## The task
Below are entries; tally how many lines hold the string "content" and answer with only that figure.
*-*-*
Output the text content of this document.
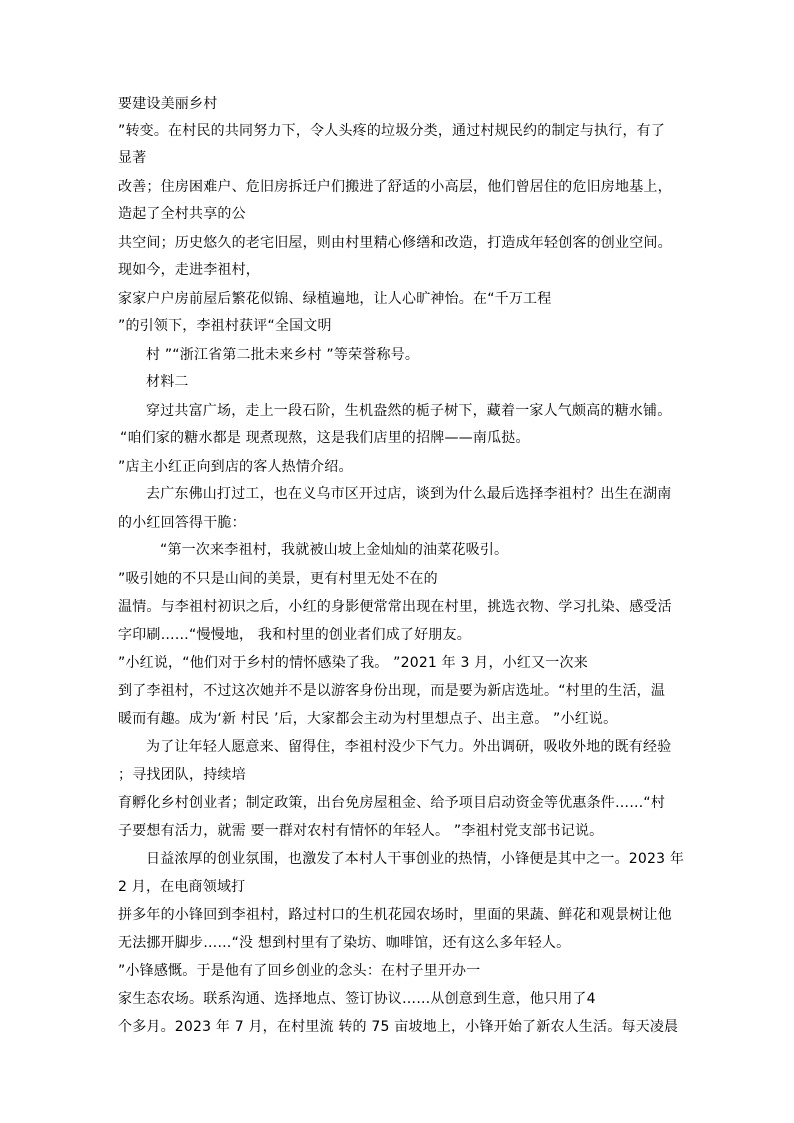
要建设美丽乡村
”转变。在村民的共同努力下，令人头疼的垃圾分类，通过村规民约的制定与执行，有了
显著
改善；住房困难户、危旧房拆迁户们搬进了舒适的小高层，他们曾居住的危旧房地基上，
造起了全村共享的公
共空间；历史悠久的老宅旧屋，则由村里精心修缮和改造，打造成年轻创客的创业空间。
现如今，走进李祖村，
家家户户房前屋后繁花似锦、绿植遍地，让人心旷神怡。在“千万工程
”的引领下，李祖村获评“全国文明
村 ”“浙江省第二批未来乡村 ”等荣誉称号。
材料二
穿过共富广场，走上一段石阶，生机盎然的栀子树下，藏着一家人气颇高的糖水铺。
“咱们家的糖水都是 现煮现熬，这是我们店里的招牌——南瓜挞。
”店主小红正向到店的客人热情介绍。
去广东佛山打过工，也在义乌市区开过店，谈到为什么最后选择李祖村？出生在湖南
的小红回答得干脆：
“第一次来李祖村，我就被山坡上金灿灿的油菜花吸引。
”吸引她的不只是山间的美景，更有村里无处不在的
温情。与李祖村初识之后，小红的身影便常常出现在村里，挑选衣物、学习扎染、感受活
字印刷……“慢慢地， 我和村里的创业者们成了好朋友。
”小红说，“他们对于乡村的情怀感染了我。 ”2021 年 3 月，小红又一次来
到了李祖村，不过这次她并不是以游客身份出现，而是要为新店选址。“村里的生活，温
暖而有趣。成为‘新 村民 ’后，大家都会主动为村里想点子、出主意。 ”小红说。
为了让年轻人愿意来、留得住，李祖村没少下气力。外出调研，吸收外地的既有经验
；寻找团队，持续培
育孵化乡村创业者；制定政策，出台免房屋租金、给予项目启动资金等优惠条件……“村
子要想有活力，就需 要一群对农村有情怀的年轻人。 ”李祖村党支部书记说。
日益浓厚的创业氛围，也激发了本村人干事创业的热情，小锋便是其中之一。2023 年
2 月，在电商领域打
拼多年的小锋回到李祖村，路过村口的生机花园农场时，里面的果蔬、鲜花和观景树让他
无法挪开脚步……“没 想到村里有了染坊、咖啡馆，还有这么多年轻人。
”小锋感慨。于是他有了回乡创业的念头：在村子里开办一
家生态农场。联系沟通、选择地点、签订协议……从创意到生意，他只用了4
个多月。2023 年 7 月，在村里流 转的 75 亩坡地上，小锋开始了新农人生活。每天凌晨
*-*-*
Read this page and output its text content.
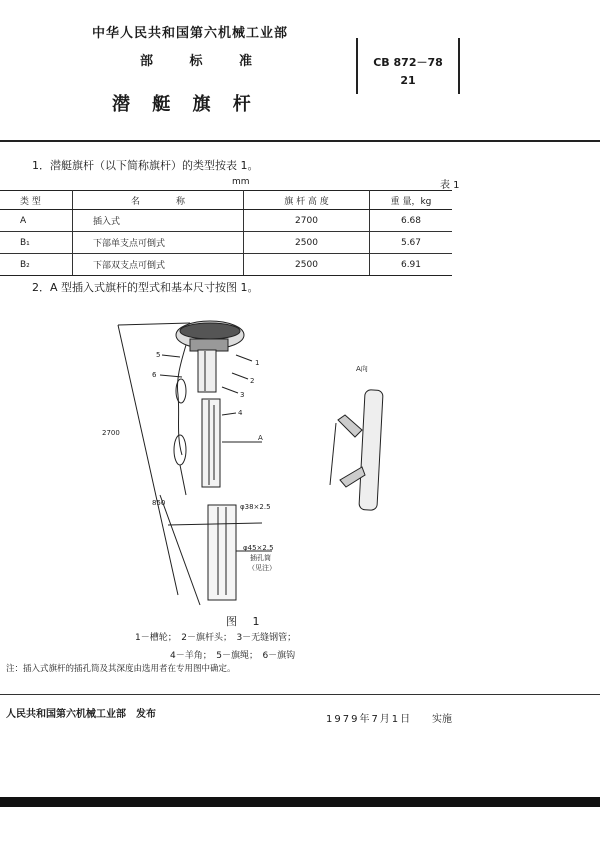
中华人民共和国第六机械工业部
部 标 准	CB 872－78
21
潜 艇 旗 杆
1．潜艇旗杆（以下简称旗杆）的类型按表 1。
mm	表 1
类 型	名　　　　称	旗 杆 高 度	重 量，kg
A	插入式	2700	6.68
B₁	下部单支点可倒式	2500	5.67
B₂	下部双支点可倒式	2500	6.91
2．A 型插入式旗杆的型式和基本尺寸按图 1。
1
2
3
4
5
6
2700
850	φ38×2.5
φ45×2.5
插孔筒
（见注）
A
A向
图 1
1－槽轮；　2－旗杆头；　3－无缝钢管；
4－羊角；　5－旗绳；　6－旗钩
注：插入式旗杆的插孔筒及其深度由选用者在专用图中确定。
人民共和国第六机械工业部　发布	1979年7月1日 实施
*-*-*
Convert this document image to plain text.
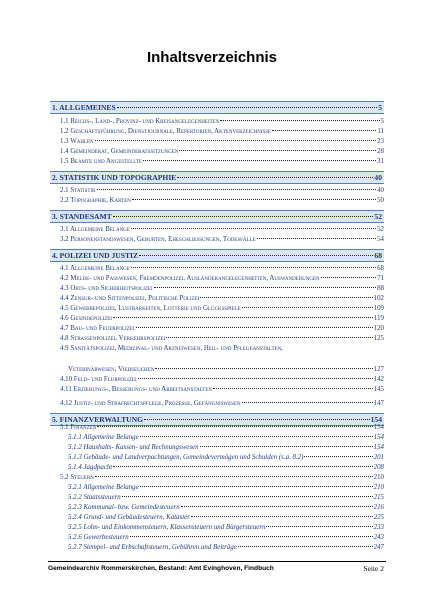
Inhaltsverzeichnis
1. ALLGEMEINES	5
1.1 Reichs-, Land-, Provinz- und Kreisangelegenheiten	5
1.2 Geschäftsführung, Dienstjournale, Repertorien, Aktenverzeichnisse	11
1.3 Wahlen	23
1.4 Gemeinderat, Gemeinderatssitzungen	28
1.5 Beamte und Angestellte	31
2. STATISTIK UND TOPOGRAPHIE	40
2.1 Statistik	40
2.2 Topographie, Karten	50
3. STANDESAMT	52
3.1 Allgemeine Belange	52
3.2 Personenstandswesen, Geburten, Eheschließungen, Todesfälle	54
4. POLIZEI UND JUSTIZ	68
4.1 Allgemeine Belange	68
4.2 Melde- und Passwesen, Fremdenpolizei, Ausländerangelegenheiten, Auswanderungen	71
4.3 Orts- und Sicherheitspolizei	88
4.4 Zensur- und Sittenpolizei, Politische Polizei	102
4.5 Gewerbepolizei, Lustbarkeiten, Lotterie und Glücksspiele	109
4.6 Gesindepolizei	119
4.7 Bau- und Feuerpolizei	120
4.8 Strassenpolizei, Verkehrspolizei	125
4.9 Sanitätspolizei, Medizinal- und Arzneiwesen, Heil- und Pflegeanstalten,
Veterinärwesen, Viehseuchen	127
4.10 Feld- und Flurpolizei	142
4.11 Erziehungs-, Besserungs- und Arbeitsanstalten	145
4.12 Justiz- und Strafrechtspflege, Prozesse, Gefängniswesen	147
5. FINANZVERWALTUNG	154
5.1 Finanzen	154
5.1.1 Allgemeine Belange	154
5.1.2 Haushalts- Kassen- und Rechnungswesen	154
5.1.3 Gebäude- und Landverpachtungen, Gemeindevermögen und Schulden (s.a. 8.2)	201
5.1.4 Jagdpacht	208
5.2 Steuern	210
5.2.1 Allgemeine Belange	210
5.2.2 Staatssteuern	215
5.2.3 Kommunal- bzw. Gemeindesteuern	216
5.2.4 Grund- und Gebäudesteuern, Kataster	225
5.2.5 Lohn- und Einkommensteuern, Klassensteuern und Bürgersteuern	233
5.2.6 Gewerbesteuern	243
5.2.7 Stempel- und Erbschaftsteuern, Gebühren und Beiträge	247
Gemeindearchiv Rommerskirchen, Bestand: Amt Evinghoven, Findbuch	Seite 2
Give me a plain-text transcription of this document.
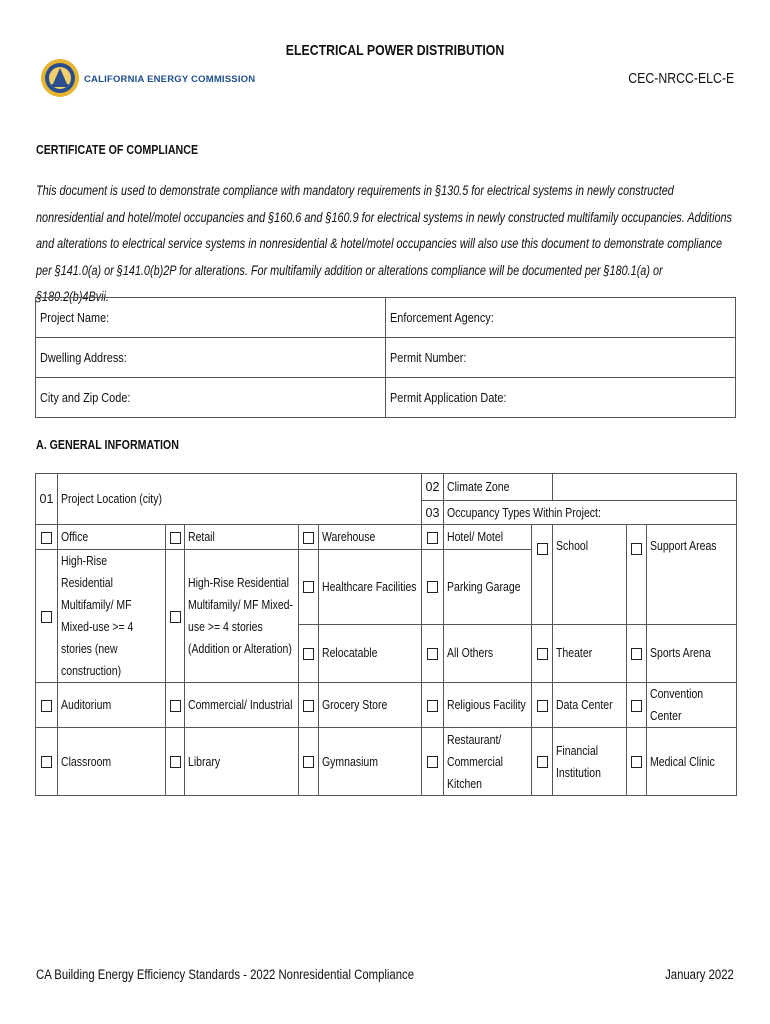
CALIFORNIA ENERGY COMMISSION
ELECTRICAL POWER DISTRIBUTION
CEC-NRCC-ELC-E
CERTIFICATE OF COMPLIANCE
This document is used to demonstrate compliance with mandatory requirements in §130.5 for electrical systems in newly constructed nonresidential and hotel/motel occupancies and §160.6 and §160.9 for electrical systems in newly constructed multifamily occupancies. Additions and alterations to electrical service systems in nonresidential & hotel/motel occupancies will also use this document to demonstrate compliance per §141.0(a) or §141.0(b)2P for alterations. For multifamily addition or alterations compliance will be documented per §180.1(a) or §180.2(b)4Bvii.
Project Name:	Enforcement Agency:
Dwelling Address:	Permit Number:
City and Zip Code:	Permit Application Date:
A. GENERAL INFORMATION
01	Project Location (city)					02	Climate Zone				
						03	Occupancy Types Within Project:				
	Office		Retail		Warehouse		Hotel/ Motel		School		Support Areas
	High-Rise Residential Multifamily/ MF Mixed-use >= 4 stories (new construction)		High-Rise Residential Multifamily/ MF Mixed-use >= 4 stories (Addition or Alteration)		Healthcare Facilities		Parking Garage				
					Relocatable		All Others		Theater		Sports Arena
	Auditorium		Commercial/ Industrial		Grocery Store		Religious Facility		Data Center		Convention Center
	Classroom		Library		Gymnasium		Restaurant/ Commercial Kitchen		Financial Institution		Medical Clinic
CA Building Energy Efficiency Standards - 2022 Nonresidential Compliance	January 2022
*-*-*
## Solution to the exercise
2